Set task: Copy, from the entries below, each line where the word "applies" can be found.

Data entries:
-- BEGIN --

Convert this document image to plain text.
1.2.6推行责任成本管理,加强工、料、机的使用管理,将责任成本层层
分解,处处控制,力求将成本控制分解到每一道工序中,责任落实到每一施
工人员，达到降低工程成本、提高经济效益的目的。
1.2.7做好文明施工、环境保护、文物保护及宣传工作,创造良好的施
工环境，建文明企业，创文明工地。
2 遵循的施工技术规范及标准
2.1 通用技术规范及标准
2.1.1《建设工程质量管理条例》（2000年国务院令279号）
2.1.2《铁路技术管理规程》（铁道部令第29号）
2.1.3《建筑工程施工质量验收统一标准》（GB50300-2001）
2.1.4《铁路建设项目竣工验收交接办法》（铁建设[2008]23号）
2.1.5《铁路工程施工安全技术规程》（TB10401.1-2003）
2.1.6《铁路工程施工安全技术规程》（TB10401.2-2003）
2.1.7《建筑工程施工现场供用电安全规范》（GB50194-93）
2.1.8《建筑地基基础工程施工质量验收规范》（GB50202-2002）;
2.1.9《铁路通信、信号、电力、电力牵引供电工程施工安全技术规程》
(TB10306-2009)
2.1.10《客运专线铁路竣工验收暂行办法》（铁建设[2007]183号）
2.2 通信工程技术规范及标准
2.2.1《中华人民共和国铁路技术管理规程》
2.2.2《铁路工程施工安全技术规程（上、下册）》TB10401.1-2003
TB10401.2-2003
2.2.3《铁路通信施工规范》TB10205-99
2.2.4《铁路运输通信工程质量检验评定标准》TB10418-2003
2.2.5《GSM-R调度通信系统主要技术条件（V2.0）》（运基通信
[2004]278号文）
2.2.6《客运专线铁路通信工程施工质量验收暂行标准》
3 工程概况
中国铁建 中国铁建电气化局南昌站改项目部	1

-- END --
-- BEGIN --

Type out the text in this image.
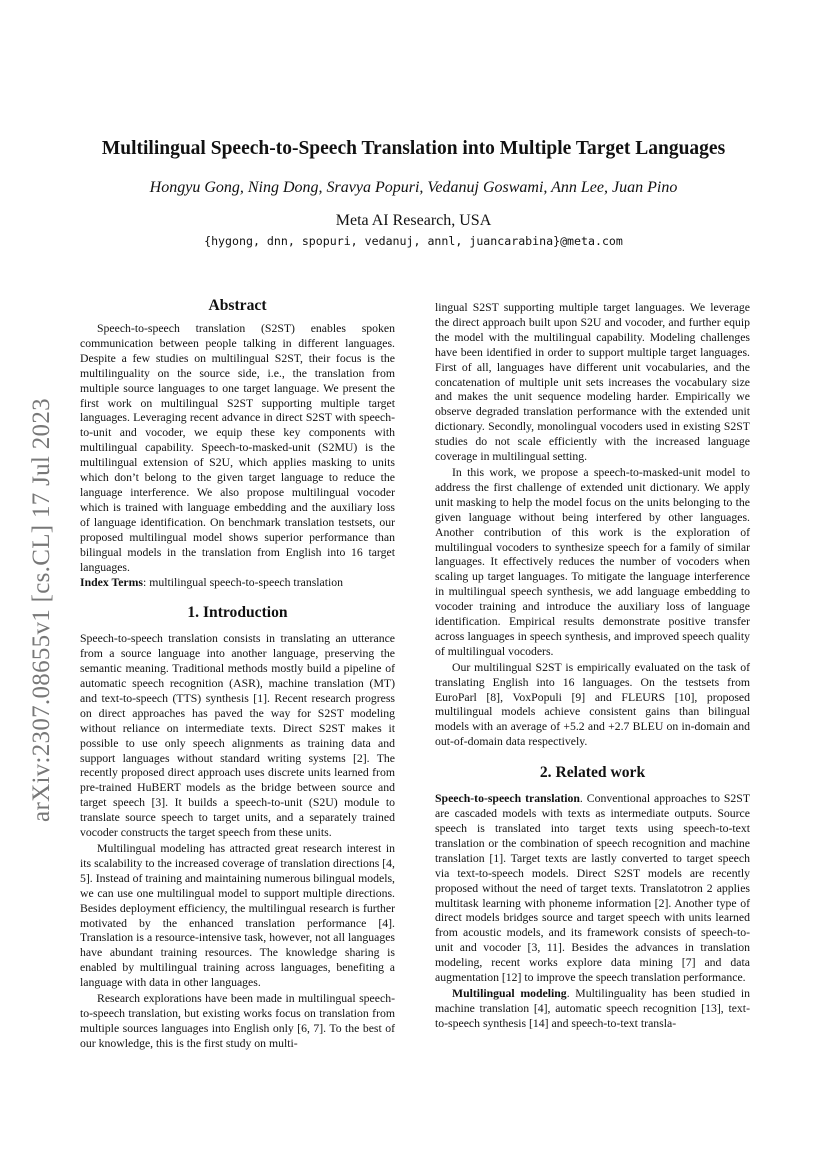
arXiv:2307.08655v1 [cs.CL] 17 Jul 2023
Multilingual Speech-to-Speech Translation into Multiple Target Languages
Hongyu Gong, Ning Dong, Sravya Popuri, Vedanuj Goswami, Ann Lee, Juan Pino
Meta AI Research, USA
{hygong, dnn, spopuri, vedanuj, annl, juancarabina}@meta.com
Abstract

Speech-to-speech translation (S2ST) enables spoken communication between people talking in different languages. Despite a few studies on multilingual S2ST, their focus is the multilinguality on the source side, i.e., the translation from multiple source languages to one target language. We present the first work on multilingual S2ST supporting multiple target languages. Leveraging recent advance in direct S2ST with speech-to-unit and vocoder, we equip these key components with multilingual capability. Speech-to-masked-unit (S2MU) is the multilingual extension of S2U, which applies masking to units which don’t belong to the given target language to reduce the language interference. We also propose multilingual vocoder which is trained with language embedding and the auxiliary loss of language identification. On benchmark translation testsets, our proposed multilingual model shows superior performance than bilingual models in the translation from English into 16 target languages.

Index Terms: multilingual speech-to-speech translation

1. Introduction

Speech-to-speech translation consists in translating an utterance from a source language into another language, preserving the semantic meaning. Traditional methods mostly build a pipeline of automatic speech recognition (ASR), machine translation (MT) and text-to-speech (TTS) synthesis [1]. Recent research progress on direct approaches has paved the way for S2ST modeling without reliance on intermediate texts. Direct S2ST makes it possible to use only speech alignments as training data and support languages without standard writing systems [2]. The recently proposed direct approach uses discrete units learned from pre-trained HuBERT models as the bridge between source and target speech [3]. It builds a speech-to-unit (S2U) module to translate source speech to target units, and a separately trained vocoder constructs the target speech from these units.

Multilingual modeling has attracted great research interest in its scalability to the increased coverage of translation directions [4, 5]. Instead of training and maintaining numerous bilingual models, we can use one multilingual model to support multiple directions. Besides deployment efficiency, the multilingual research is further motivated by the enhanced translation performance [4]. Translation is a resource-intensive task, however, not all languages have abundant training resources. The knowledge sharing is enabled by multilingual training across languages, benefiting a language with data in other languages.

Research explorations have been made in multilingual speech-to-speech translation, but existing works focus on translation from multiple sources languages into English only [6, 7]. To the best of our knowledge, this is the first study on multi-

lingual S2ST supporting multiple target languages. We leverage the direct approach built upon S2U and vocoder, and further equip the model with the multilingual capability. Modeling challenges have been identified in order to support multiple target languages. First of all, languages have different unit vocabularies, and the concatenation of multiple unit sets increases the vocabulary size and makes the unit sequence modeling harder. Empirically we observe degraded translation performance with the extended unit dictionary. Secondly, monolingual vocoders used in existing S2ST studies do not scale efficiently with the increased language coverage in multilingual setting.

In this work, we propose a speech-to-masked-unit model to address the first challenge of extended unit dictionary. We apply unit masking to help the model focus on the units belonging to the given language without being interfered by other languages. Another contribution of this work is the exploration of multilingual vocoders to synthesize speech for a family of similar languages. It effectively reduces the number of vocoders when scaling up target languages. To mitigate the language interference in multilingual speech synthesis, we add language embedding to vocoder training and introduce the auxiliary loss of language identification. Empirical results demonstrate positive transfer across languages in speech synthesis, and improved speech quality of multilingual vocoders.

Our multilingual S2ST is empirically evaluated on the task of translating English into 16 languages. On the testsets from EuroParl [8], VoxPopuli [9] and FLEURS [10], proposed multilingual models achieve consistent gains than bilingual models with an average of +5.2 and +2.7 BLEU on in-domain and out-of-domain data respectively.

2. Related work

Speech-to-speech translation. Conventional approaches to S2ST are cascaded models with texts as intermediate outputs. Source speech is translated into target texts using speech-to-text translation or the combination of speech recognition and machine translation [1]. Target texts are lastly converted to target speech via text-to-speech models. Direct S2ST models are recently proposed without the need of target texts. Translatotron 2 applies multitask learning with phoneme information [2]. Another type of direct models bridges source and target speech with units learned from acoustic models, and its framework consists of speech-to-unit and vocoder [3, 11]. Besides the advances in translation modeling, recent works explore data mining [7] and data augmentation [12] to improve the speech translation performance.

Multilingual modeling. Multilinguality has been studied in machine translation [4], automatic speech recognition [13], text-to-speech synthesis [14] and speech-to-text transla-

-- END --

Solution for this exercise:
Speech-to-speech translation (S2ST) enables spoken communication between people talking in different languages. Despite a few studies on multilingual S2ST, their focus is the multilinguality on the source side, i.e., the translation from multiple source languages to one target language. We present the first work on multilingual S2ST supporting multiple target languages. Leveraging recent advance in direct S2ST with speech-to-unit and vocoder, we equip these key components with multilingual capability. Speech-to-masked-unit (S2MU) is the multilingual extension of S2U, which applies masking to units which don’t belong to the given target language to reduce the language interference. We also propose multilingual vocoder which is trained with language embedding and the auxiliary loss of language identification. On benchmark translation testsets, our proposed multilingual model shows superior performance than bilingual models in the translation from English into 16 target languages.
Speech-to-speech translation. Conventional approaches to S2ST are cascaded models with texts as intermediate outputs. Source speech is translated into target texts using speech-to-text translation or the combination of speech recognition and machine translation [1]. Target texts are lastly converted to target speech via text-to-speech models. Direct S2ST models are recently proposed without the need of target texts. Translatotron 2 applies multitask learning with phoneme information [2]. Another type of direct models bridges source and target speech with units learned from acoustic models, and its framework consists of speech-to-unit and vocoder [3, 11]. Besides the advances in translation modeling, recent works explore data mining [7] and data augmentation [12] to improve the speech translation performance.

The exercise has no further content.